Select each line where the word "WIFI" appears.

+++

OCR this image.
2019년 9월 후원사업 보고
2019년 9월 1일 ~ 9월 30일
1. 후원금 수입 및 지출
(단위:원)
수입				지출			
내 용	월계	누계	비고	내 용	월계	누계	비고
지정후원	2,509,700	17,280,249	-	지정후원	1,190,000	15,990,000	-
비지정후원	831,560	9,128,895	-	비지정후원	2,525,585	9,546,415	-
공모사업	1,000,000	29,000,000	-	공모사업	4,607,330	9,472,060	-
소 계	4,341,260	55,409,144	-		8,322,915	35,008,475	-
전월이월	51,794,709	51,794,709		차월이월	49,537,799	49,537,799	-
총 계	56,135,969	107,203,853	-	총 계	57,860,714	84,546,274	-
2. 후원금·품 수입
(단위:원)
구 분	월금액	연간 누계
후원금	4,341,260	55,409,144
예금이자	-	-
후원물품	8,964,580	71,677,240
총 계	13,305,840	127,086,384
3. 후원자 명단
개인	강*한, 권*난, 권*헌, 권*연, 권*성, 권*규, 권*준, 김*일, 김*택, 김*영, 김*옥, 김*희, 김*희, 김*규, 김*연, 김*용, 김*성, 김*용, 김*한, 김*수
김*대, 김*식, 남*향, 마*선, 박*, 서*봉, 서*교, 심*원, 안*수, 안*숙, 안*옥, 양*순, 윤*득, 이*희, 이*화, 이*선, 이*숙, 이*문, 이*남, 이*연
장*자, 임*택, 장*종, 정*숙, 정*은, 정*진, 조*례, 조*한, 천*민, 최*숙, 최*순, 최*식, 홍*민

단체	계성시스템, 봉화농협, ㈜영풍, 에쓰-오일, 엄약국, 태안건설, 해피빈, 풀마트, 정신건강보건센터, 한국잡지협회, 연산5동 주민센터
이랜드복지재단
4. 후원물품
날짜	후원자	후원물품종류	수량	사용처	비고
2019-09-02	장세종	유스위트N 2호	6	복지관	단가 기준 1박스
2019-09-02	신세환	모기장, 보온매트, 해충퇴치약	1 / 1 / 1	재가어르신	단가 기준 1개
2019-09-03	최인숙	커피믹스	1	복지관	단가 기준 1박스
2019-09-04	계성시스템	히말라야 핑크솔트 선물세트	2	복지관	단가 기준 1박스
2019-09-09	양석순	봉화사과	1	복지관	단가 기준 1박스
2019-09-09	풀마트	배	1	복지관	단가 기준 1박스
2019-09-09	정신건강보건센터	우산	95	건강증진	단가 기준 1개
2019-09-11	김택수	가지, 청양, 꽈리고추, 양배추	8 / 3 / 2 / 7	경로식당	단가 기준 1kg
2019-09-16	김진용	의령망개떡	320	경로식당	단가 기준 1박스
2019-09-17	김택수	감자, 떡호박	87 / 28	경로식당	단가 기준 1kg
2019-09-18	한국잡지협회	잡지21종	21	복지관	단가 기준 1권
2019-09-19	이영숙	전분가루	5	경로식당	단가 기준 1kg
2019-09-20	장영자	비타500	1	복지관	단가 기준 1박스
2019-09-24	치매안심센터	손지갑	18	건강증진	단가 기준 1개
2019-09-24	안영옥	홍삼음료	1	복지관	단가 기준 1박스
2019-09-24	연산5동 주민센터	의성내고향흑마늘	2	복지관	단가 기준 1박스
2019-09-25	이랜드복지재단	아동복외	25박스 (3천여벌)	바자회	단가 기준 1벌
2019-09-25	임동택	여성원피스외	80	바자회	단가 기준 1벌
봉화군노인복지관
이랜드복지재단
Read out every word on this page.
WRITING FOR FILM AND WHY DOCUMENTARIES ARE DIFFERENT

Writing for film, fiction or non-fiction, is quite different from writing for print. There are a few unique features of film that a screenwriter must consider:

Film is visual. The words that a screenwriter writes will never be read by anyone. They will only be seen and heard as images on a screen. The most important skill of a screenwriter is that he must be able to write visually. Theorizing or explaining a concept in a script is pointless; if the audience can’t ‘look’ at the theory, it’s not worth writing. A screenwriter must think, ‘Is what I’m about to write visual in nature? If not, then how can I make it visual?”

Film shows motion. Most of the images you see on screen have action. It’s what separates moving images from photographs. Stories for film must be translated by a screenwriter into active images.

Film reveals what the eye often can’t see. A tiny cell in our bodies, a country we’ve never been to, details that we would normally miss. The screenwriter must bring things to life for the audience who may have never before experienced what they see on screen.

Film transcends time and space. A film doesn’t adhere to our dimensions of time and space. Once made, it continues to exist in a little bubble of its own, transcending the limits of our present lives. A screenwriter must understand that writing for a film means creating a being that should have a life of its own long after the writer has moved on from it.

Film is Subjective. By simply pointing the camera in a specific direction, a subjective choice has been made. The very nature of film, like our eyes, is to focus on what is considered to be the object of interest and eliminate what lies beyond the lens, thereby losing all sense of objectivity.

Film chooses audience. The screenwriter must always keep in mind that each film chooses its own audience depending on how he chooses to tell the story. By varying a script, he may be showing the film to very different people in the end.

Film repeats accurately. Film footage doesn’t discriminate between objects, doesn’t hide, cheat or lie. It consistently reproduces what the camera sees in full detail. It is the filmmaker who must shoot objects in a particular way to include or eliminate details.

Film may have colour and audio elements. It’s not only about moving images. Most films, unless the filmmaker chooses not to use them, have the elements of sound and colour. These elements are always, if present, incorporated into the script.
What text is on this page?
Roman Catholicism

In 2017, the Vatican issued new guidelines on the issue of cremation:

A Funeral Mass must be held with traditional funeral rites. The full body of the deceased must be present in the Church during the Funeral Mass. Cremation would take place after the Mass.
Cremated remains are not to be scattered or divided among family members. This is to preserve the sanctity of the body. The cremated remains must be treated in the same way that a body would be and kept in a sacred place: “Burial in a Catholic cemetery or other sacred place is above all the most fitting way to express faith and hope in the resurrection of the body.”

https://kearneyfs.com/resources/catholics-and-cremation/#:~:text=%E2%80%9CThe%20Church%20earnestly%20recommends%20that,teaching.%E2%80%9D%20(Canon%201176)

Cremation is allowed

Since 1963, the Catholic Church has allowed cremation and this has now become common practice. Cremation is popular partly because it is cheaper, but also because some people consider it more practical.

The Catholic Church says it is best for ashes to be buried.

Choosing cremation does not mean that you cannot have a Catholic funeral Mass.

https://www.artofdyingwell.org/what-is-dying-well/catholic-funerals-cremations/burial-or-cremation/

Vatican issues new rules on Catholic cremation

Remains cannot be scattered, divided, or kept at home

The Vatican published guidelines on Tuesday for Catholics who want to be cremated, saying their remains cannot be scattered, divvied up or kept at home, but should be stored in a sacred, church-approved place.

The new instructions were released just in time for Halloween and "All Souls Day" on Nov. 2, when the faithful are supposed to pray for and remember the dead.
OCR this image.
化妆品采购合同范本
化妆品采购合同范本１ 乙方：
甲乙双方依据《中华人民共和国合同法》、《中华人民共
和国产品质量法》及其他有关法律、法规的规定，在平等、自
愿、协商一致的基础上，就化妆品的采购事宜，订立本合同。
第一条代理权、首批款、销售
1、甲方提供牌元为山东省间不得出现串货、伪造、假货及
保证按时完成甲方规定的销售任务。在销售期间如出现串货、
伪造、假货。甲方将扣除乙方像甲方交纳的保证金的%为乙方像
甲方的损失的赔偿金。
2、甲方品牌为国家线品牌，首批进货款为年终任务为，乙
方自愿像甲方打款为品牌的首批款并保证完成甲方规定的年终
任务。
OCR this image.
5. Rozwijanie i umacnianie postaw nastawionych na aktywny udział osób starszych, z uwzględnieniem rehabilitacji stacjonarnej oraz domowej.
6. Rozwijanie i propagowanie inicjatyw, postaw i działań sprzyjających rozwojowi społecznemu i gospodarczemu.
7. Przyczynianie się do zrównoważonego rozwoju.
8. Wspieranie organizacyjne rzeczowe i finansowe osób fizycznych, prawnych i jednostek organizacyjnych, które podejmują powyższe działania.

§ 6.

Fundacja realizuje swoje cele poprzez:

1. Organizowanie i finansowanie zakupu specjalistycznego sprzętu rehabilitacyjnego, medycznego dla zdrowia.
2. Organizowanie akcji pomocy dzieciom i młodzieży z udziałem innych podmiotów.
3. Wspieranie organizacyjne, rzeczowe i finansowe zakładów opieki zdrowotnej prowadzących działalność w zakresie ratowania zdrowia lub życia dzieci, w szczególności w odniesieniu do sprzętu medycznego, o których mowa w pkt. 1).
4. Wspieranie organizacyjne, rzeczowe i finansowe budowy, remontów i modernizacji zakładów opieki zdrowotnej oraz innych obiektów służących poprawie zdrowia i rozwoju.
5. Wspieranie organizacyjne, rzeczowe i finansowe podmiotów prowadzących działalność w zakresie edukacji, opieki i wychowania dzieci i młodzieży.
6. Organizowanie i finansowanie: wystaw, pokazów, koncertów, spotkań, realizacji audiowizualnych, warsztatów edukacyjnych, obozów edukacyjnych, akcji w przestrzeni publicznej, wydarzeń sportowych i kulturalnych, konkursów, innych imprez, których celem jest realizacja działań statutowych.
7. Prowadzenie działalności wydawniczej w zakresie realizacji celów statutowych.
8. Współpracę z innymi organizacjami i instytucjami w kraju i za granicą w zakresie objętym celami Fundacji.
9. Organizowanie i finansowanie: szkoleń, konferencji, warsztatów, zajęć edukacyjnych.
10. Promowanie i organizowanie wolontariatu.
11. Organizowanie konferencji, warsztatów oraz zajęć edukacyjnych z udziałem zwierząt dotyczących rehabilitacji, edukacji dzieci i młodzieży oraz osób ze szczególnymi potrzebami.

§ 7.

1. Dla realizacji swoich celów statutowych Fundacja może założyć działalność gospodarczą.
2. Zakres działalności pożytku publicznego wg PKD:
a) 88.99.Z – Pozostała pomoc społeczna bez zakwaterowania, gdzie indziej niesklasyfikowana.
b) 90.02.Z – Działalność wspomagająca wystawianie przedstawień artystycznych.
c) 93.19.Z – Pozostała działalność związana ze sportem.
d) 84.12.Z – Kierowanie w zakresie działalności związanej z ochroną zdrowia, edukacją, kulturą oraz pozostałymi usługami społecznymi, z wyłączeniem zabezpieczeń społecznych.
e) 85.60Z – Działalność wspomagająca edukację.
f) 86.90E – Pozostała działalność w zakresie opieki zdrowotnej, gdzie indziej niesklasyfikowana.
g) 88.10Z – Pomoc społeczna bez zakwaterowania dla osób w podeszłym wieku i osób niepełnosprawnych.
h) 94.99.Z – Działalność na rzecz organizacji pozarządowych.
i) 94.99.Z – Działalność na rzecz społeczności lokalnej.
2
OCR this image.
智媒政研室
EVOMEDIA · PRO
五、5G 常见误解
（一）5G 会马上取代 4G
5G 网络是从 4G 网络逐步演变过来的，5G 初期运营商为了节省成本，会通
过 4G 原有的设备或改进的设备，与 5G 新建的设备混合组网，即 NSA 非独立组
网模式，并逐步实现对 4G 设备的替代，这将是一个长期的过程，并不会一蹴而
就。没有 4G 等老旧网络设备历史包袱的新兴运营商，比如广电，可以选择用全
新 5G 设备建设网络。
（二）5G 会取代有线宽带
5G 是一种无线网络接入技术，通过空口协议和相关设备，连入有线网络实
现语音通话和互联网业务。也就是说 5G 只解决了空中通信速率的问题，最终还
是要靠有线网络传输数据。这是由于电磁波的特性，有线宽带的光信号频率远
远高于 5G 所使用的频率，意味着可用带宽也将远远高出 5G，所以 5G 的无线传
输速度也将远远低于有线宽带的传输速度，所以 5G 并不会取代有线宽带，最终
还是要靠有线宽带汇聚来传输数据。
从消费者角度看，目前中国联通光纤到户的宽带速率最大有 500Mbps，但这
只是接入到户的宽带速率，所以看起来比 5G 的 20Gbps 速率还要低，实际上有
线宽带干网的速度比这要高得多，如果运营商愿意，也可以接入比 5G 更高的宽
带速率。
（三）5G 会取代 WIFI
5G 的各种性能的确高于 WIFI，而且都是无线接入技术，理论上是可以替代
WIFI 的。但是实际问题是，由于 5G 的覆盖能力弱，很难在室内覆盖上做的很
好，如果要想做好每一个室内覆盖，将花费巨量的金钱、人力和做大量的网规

+++

* **Answer in full**:
（三）5G 会取代 WIFI
5G 的各种性能的确高于 WIFI，而且都是无线接入技术，理论上是可以替代
WIFI 的。但是实际问题是，由于 5G 的覆盖能力弱，很难在室内覆盖上做的很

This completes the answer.